What to do
Repeat, line for line, the entries printed below.

★ ★ ★ ★ ★ ★ ★

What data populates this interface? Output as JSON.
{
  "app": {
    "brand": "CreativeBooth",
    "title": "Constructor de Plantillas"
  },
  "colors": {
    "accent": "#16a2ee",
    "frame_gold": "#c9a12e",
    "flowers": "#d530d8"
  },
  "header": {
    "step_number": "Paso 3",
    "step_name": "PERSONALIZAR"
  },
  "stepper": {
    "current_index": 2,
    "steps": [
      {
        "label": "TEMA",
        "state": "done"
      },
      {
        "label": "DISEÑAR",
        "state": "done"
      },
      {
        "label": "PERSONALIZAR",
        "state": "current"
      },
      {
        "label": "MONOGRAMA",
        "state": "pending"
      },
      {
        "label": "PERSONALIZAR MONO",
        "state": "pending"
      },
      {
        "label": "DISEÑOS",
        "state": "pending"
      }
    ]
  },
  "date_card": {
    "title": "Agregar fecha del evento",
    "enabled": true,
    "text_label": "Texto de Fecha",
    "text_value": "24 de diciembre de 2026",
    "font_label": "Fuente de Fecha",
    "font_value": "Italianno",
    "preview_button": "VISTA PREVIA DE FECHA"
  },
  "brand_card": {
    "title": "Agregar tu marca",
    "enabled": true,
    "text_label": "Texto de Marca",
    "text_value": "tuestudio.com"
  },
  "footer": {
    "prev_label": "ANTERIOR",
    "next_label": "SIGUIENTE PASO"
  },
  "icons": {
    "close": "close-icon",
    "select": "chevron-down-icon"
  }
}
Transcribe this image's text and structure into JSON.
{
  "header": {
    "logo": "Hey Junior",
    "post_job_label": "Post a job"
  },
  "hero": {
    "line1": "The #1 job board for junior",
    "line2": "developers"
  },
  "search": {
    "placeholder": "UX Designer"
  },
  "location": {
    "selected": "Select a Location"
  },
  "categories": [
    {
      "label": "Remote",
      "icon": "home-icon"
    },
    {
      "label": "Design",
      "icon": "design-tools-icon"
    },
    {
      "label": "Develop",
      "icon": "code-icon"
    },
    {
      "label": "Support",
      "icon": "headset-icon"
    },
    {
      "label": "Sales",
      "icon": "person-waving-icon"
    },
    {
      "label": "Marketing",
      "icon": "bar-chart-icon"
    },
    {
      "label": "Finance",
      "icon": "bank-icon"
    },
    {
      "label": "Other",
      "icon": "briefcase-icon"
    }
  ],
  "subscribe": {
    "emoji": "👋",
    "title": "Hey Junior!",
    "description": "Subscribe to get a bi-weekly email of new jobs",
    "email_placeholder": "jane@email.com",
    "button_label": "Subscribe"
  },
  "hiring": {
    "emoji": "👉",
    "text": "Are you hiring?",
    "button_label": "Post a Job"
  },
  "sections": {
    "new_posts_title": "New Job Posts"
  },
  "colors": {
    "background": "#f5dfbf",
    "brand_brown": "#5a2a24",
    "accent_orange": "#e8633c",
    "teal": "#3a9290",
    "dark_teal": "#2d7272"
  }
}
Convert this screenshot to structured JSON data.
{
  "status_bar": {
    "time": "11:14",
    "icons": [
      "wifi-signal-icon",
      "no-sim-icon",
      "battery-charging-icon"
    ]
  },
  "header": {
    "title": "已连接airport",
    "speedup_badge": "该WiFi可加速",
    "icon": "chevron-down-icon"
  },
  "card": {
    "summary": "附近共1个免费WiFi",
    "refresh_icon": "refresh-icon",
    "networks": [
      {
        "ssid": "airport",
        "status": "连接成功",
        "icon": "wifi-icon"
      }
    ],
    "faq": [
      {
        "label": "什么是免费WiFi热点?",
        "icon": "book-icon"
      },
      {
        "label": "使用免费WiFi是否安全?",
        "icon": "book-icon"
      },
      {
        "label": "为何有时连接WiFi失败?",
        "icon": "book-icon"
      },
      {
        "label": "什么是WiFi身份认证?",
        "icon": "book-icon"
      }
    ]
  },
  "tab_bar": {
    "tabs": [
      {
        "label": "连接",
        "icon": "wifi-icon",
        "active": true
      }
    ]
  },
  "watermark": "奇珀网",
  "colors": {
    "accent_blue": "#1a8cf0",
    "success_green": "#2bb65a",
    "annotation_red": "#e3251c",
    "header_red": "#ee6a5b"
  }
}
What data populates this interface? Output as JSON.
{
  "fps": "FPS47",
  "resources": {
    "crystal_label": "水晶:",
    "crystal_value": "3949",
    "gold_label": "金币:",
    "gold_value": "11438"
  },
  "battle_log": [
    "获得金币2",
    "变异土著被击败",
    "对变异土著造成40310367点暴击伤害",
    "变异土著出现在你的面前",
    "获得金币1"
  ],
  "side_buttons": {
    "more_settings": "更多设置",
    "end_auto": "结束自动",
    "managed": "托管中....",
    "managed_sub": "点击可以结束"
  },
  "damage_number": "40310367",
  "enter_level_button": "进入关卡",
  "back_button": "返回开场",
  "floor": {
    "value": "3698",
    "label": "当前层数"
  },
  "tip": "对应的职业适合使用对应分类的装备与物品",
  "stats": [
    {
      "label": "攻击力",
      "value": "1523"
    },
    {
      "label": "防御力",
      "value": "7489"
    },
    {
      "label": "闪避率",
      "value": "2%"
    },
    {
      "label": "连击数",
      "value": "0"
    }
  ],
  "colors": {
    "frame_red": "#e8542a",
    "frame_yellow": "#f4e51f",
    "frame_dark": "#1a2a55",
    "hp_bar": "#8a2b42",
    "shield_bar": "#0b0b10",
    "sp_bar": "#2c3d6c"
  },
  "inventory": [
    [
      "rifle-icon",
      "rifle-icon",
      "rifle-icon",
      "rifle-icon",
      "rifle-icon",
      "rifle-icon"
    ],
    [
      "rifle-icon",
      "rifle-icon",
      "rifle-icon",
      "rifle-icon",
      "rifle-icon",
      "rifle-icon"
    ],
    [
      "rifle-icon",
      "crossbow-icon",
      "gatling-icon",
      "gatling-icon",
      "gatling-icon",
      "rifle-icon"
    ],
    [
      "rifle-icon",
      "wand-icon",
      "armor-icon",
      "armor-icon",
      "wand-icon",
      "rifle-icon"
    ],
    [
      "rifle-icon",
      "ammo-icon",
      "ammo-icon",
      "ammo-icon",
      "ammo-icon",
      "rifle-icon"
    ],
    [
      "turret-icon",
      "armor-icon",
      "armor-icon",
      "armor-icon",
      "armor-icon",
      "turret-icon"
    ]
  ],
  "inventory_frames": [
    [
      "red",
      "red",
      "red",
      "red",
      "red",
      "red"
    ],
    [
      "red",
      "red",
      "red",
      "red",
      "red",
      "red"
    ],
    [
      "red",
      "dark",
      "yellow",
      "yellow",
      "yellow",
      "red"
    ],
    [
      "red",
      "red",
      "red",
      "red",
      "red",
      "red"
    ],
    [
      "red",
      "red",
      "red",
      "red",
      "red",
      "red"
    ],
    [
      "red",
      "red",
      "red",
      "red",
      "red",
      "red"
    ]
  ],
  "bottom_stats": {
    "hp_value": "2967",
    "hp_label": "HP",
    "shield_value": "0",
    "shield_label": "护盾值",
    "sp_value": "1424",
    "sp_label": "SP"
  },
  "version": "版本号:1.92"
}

★ ★ ★ ★ ★ ★ ★

Answer for this exercise
What data populates this interface? Output as JSON.
{
  "app": {
    "brand": "CreativeBooth",
    "title": "Constructor de Plantillas"
  },
  "colors": {
    "accent": "#16a2ee",
    "frame_gold": "#c9a12e",
    "flowers": "#d530d8"
  },
  "header": {
    "step_number": "Paso 3",
    "step_name": "PERSONALIZAR"
  },
  "stepper": {
    "current_index": 2,
    "steps": [
      {
        "label": "TEMA",
        "state": "done"
      },
      {
        "label": "DISEÑAR",
        "state": "done"
      },
      {
        "label": "PERSONALIZAR",
        "state": "current"
      },
      {
        "label": "MONOGRAMA",
        "state": "pending"
      },
      {
        "label": "PERSONALIZAR MONO",
        "state": "pending"
      },
      {
        "label": "DISEÑOS",
        "state": "pending"
      }
    ]
  },
  "date_card": {
    "title": "Agregar fecha del evento",
    "enabled": true,
    "text_label": "Texto de Fecha",
    "text_value": "24 de diciembre de 2026",
    "font_label": "Fuente de Fecha",
    "font_value": "Italianno",
    "preview_button": "VISTA PREVIA DE FECHA"
  },
  "brand_card": {
    "title": "Agregar tu marca",
    "enabled": true,
    "text_label": "Texto de Marca",
    "text_value": "tuestudio.com"
  },
  "footer": {
    "prev_label": "ANTERIOR",
    "next_label": "SIGUIENTE PASO"
  },
  "icons": {
    "close": "close-icon",
    "select": "chevron-down-icon"
  }
}
Transcribe this image's text and structure into JSON.
{
  "header": {
    "logo": "Hey Junior",
    "post_job_label": "Post a job"
  },
  "hero": {
    "line1": "The #1 job board for junior",
    "line2": "developers"
  },
  "search": {
    "placeholder": "UX Designer"
  },
  "location": {
    "selected": "Select a Location"
  },
  "categories": [
    {
      "label": "Remote",
      "icon": "home-icon"
    },
    {
      "label": "Design",
      "icon": "design-tools-icon"
    },
    {
      "label": "Develop",
      "icon": "code-icon"
    },
    {
      "label": "Support",
      "icon": "headset-icon"
    },
    {
      "label": "Sales",
      "icon": "person-waving-icon"
    },
    {
      "label": "Marketing",
      "icon": "bar-chart-icon"
    },
    {
      "label": "Finance",
      "icon": "bank-icon"
    },
    {
      "label": "Other",
      "icon": "briefcase-icon"
    }
  ],
  "subscribe": {
    "emoji": "👋",
    "title": "Hey Junior!",
    "description": "Subscribe to get a bi-weekly email of new jobs",
    "email_placeholder": "jane@email.com",
    "button_label": "Subscribe"
  },
  "hiring": {
    "emoji": "👉",
    "text": "Are you hiring?",
    "button_label": "Post a Job"
  },
  "sections": {
    "new_posts_title": "New Job Posts"
  },
  "colors": {
    "background": "#f5dfbf",
    "brand_brown": "#5a2a24",
    "accent_orange": "#e8633c",
    "teal": "#3a9290",
    "dark_teal": "#2d7272"
  }
}
Convert this screenshot to structured JSON data.
{
  "status_bar": {
    "time": "11:14",
    "icons": [
      "wifi-signal-icon",
      "no-sim-icon",
      "battery-charging-icon"
    ]
  },
  "header": {
    "title": "已连接airport",
    "speedup_badge": "该WiFi可加速",
    "icon": "chevron-down-icon"
  },
  "card": {
    "summary": "附近共1个免费WiFi",
    "refresh_icon": "refresh-icon",
    "networks": [
      {
        "ssid": "airport",
        "status": "连接成功",
        "icon": "wifi-icon"
      }
    ],
    "faq": [
      {
        "label": "什么是免费WiFi热点?",
        "icon": "book-icon"
      },
      {
        "label": "使用免费WiFi是否安全?",
        "icon": "book-icon"
      },
      {
        "label": "为何有时连接WiFi失败?",
        "icon": "book-icon"
      },
      {
        "label": "什么是WiFi身份认证?",
        "icon": "book-icon"
      }
    ]
  },
  "tab_bar": {
    "tabs": [
      {
        "label": "连接",
        "icon": "wifi-icon",
        "active": true
      }
    ]
  },
  "watermark": "奇珀网",
  "colors": {
    "accent_blue": "#1a8cf0",
    "success_green": "#2bb65a",
    "annotation_red": "#e3251c",
    "header_red": "#ee6a5b"
  }
}
What data populates this interface? Output as JSON.
{
  "fps": "FPS47",
  "resources": {
    "crystal_label": "水晶:",
    "crystal_value": "3949",
    "gold_label": "金币:",
    "gold_value": "11438"
  },
  "battle_log": [
    "获得金币2",
    "变异土著被击败",
    "对变异土著造成40310367点暴击伤害",
    "变异土著出现在你的面前",
    "获得金币1"
  ],
  "side_buttons": {
    "more_settings": "更多设置",
    "end_auto": "结束自动",
    "managed": "托管中....",
    "managed_sub": "点击可以结束"
  },
  "damage_number": "40310367",
  "enter_level_button": "进入关卡",
  "back_button": "返回开场",
  "floor": {
    "value": "3698",
    "label": "当前层数"
  },
  "tip": "对应的职业适合使用对应分类的装备与物品",
  "stats": [
    {
      "label": "攻击力",
      "value": "1523"
    },
    {
      "label": "防御力",
      "value": "7489"
    },
    {
      "label": "闪避率",
      "value": "2%"
    },
    {
      "label": "连击数",
      "value": "0"
    }
  ],
  "colors": {
    "frame_red": "#e8542a",
    "frame_yellow": "#f4e51f",
    "frame_dark": "#1a2a55",
    "hp_bar": "#8a2b42",
    "shield_bar": "#0b0b10",
    "sp_bar": "#2c3d6c"
  },
  "inventory": [
    [
      "rifle-icon",
      "rifle-icon",
      "rifle-icon",
      "rifle-icon",
      "rifle-icon",
      "rifle-icon"
    ],
    [
      "rifle-icon",
      "rifle-icon",
      "rifle-icon",
      "rifle-icon",
      "rifle-icon",
      "rifle-icon"
    ],
    [
      "rifle-icon",
      "crossbow-icon",
      "gatling-icon",
      "gatling-icon",
      "gatling-icon",
      "rifle-icon"
    ],
    [
      "rifle-icon",
      "wand-icon",
      "armor-icon",
      "armor-icon",
      "wand-icon",
      "rifle-icon"
    ],
    [
      "rifle-icon",
      "ammo-icon",
      "ammo-icon",
      "ammo-icon",
      "ammo-icon",
      "rifle-icon"
    ],
    [
      "turret-icon",
      "armor-icon",
      "armor-icon",
      "armor-icon",
      "armor-icon",
      "turret-icon"
    ]
  ],
  "inventory_frames": [
    [
      "red",
      "red",
      "red",
      "red",
      "red",
      "red"
    ],
    [
      "red",
      "red",
      "red",
      "red",
      "red",
      "red"
    ],
    [
      "red",
      "dark",
      "yellow",
      "yellow",
      "yellow",
      "red"
    ],
    [
      "red",
      "red",
      "red",
      "red",
      "red",
      "red"
    ],
    [
      "red",
      "red",
      "red",
      "red",
      "red",
      "red"
    ],
    [
      "red",
      "red",
      "red",
      "red",
      "red",
      "red"
    ]
  ],
  "bottom_stats": {
    "hp_value": "2967",
    "hp_label": "HP",
    "shield_value": "0",
    "shield_label": "护盾值",
    "sp_value": "1424",
    "sp_label": "SP"
  },
  "version": "版本号:1.92"
}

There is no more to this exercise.